* **Entries from a dataset**

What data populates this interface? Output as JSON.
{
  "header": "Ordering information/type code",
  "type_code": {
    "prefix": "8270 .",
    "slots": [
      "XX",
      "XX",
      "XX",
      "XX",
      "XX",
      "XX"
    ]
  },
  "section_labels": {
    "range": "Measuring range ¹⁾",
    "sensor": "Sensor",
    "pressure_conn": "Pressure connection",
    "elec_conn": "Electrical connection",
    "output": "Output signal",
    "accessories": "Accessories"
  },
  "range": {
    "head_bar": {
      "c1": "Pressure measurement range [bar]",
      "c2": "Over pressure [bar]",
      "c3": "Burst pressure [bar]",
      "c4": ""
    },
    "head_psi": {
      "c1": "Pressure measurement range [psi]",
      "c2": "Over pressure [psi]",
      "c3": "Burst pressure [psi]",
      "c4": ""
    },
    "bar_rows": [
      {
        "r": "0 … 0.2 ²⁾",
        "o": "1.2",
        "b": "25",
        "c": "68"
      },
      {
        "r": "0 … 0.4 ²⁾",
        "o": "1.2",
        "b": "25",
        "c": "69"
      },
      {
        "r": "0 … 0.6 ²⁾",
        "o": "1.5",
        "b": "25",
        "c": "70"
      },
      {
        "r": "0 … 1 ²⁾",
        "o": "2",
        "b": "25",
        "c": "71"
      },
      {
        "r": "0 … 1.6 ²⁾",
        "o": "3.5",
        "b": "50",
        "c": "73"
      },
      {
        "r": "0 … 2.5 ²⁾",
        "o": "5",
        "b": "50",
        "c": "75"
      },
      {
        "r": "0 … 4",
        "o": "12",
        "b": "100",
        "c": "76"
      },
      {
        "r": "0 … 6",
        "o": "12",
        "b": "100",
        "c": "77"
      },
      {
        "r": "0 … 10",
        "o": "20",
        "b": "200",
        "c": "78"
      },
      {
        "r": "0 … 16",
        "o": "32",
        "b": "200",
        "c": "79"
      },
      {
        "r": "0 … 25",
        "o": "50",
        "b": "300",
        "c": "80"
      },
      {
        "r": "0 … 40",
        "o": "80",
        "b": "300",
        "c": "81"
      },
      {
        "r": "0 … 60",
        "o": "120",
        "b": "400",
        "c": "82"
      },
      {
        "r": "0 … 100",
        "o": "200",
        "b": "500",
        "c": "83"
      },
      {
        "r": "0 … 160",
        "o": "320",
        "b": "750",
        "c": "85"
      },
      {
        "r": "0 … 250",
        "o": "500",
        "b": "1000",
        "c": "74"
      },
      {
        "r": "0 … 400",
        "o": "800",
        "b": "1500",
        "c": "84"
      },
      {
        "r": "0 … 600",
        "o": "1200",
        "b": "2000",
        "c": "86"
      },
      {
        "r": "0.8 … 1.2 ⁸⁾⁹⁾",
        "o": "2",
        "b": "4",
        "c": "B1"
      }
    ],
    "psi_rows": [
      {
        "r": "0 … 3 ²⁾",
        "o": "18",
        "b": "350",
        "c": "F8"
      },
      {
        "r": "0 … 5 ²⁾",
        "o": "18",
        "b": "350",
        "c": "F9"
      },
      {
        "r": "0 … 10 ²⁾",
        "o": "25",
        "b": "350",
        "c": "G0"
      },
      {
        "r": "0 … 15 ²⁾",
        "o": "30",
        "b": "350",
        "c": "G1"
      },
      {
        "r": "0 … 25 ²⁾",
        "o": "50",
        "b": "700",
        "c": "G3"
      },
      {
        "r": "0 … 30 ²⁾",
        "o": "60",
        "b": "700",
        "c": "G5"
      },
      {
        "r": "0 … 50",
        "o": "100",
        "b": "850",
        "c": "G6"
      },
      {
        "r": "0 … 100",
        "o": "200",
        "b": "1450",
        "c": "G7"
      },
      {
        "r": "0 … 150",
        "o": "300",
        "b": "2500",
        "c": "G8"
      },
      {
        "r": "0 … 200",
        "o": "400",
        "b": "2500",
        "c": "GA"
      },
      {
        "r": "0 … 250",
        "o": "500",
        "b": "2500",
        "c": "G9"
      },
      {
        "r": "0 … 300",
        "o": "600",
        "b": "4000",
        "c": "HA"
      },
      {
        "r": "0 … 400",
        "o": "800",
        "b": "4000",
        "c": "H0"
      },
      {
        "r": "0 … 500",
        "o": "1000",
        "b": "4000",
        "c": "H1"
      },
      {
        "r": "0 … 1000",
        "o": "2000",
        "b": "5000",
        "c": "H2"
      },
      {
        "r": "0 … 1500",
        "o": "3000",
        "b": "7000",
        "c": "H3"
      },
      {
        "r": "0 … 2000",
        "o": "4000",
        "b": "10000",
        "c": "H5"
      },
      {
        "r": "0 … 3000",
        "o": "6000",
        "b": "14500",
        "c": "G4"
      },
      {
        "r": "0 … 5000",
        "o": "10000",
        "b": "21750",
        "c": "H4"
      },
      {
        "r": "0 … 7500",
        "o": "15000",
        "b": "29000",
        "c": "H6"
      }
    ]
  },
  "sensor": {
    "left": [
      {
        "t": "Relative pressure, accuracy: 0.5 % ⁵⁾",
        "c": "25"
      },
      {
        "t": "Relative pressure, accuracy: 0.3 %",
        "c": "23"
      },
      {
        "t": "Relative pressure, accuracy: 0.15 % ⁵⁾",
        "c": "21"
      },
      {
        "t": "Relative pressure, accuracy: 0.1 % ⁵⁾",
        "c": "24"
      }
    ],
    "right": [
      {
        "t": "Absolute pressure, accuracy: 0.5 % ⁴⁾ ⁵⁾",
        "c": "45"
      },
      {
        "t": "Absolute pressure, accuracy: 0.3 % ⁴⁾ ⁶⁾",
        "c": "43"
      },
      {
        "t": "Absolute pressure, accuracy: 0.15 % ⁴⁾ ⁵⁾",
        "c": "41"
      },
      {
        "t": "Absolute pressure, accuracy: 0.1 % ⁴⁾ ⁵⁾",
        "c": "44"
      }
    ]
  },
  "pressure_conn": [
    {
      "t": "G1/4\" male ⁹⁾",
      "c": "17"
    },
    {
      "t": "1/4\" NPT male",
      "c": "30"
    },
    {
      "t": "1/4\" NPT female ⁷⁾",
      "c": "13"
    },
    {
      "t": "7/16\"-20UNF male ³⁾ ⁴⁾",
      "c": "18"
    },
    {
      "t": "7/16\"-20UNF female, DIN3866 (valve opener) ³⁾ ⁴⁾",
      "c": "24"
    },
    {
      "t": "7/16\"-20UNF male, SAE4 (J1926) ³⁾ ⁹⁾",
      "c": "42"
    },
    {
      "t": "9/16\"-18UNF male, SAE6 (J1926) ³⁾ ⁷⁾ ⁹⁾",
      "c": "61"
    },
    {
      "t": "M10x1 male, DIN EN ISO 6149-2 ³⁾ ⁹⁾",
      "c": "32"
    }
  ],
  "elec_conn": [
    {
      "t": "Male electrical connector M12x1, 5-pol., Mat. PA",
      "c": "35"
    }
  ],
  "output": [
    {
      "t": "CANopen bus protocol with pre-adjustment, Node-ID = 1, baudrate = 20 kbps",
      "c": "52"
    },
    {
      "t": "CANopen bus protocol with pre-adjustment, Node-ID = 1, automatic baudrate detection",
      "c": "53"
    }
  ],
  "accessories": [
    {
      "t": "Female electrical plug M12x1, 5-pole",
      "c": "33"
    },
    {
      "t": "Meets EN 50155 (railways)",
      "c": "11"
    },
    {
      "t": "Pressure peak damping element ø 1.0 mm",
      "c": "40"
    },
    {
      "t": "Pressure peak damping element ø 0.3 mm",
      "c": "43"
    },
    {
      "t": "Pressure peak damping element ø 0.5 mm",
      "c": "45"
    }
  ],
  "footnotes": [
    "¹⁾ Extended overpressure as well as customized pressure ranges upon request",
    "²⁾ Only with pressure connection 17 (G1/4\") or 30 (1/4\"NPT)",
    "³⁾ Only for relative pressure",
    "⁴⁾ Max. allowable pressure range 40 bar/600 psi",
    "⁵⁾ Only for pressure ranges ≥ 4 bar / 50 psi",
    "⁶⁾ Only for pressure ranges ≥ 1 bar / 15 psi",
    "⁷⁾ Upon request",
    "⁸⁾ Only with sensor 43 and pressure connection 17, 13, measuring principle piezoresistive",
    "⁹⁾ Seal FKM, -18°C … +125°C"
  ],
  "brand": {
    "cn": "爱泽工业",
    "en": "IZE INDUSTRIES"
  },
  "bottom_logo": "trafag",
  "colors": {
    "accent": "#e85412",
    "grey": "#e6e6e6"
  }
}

* **TASK DIRECTIONS**
Copy each line of the records containing the string "accessories".

* **IN RESPONSE**
    "accessories": "Accessories"
  "accessories": [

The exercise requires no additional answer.